> **CONSIGNE 1**
Dans l'extrait d'Épictète ci-dessous, relevez tous les termes qui précisent avec quelle manière il faut rechercher et fuir.

2. Laisse donc là ton aversion pour ce qui ne dépend pas de toi. Reporte-la sur des choses qui, dépendant de toi, sont contraires à la nature. Mais, pour le moment, renonce à toute espèce de désir : car si tu en éprouves pour des choses qui ne dépendent pas de toi, tu es forcément malheureux. Quant aux choses qu’il peut être beau de désirer parmi celles qui dépendent de nous, tu n’es encore prêt pour aucune d’elles. Contente-toi de rechercher ce que tu dois rechercher, de fuir ce que tu dois fuir, mais toujours avec modération, avec discrétion, avec retenue.

ÉPICTÈTE, Manuel, tr. H. Joly, Librairie Delain, 1901.


Questions : 

1. Partez de votre expérience ordinaire pour examiner l'intérêt pratique à distinguer ce qui dépend de nous de ce qui n'en dépend pas. Par exemple, ne vous est-il jamais arrivé, après avoir réalisé une épreuve d'examen, de vous dire "pourvu que ceci" ou "pourvu que cela" ? Avez-vous la moindre prise sur ce "ceci", ce "cela" ? En revanche, à quel moment aviez-vous prise sur le cours des événements ? Et, en imaginant que l'issue de votre examen ne soit pas entièrement décidée par la qualité de votre travail, mais dépende aussi du niveau du travail des autres candidats, et de bien d'autres facteurs encore : avez-vous prise sur tout cela ? Pour autant, ne nous torturons-nous pas à espérer que survienne ce sur quoi nous ne pouvons pas ou plus agir ?

2. Analysez la dichotomie qui ouvre le texte : "Il y a des choses qui dépendent de nous, et il y en a qui ne dépendent pas de nous".

a) L'extrait s'ouvre comme une description objective ("il y a") : cela va-t-il de soi de se rapporter ainsi aux choses ?

b) Cette objectivité de deux sortes de choses est certes, ainsi présentée, tout à fait logique, en même temps qu'elle trouve aisément à s'illustrer dans l'expérience : en effet, il dépend de moi de ne pas être affecté par tel jugement de telle personne, en revanche, il ne dépend pas de moi que cette personne émette ou non un jugement. Pour autant, bien que cette première phrase formule une "évidence", sommes-nous, dans nos vies, attentifs à ce que dit cette évidence ? Savons-nous bien faire le partage, entre ce qui dépend de nous, et ce qui n'en dépend pas ?

> **ENREGISTREMENTS EXTRAITS**

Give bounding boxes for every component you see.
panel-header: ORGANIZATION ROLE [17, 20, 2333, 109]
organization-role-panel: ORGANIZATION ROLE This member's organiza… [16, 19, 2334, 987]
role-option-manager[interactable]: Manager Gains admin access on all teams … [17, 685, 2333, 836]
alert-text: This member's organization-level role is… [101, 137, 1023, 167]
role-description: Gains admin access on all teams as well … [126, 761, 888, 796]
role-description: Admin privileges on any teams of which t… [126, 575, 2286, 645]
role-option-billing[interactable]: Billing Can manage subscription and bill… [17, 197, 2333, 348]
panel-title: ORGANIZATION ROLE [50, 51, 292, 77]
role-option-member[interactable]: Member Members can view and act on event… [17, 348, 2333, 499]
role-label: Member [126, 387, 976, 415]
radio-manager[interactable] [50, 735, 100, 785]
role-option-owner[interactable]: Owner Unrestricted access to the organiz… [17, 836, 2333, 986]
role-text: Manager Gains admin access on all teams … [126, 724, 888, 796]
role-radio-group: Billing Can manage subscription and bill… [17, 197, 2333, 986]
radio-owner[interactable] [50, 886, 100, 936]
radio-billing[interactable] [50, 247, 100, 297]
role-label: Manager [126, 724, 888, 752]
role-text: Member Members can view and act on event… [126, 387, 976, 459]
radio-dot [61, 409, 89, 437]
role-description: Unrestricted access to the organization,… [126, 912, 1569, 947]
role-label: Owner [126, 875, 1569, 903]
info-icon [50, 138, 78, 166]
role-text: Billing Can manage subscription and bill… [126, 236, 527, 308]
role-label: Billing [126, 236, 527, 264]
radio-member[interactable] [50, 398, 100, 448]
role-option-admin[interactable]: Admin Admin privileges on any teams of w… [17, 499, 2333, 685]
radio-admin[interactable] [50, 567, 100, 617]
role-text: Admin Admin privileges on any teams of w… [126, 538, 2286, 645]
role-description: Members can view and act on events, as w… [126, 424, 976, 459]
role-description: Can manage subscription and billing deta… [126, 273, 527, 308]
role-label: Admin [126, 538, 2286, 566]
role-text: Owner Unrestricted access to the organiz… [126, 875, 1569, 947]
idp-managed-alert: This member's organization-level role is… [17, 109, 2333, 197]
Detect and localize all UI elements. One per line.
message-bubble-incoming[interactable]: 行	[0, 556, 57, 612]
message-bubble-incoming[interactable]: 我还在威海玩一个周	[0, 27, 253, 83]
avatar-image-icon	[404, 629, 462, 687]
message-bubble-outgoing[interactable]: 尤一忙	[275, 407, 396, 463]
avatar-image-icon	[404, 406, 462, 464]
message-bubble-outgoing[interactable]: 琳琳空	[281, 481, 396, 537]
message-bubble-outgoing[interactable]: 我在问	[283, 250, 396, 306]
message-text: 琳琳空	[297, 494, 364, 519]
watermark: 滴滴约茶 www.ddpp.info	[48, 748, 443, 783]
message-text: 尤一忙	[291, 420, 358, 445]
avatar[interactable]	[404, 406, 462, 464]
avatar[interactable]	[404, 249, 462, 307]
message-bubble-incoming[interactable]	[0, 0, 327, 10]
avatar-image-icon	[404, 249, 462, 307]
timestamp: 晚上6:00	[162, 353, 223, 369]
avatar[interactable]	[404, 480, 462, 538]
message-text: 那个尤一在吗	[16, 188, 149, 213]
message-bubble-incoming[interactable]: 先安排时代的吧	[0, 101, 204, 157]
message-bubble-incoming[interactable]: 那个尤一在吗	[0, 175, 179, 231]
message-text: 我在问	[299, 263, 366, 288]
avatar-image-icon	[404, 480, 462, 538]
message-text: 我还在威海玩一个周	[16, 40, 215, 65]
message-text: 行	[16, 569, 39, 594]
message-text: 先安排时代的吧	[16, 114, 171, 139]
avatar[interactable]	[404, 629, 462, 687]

> **CONSIGNE 2**
Recopiez mot pour mot, s'il vous plaît, la partie des enregistrements qui va du début des enregistrements jusqu'à la ligne contenant « radio-manager[interactable] [50, 735, 100, 785] », cette ligne incluse.

> **RÉPONSE 1**
- modération
- discrétion
- retenue

> **RÉPONSE 2**
Give bounding boxes for every component you see.
panel-header: ORGANIZATION ROLE [17, 20, 2333, 109]
organization-role-panel: ORGANIZATION ROLE This member's organiza… [16, 19, 2334, 987]
role-option-manager[interactable]: Manager Gains admin access on all teams … [17, 685, 2333, 836]
alert-text: This member's organization-level role is… [101, 137, 1023, 167]
role-description: Gains admin access on all teams as well … [126, 761, 888, 796]
role-description: Admin privileges on any teams of which t… [126, 575, 2286, 645]
role-option-billing[interactable]: Billing Can manage subscription and bill… [17, 197, 2333, 348]
panel-title: ORGANIZATION ROLE [50, 51, 292, 77]
role-option-member[interactable]: Member Members can view and act on event… [17, 348, 2333, 499]
role-label: Member [126, 387, 976, 415]
radio-manager[interactable] [50, 735, 100, 785]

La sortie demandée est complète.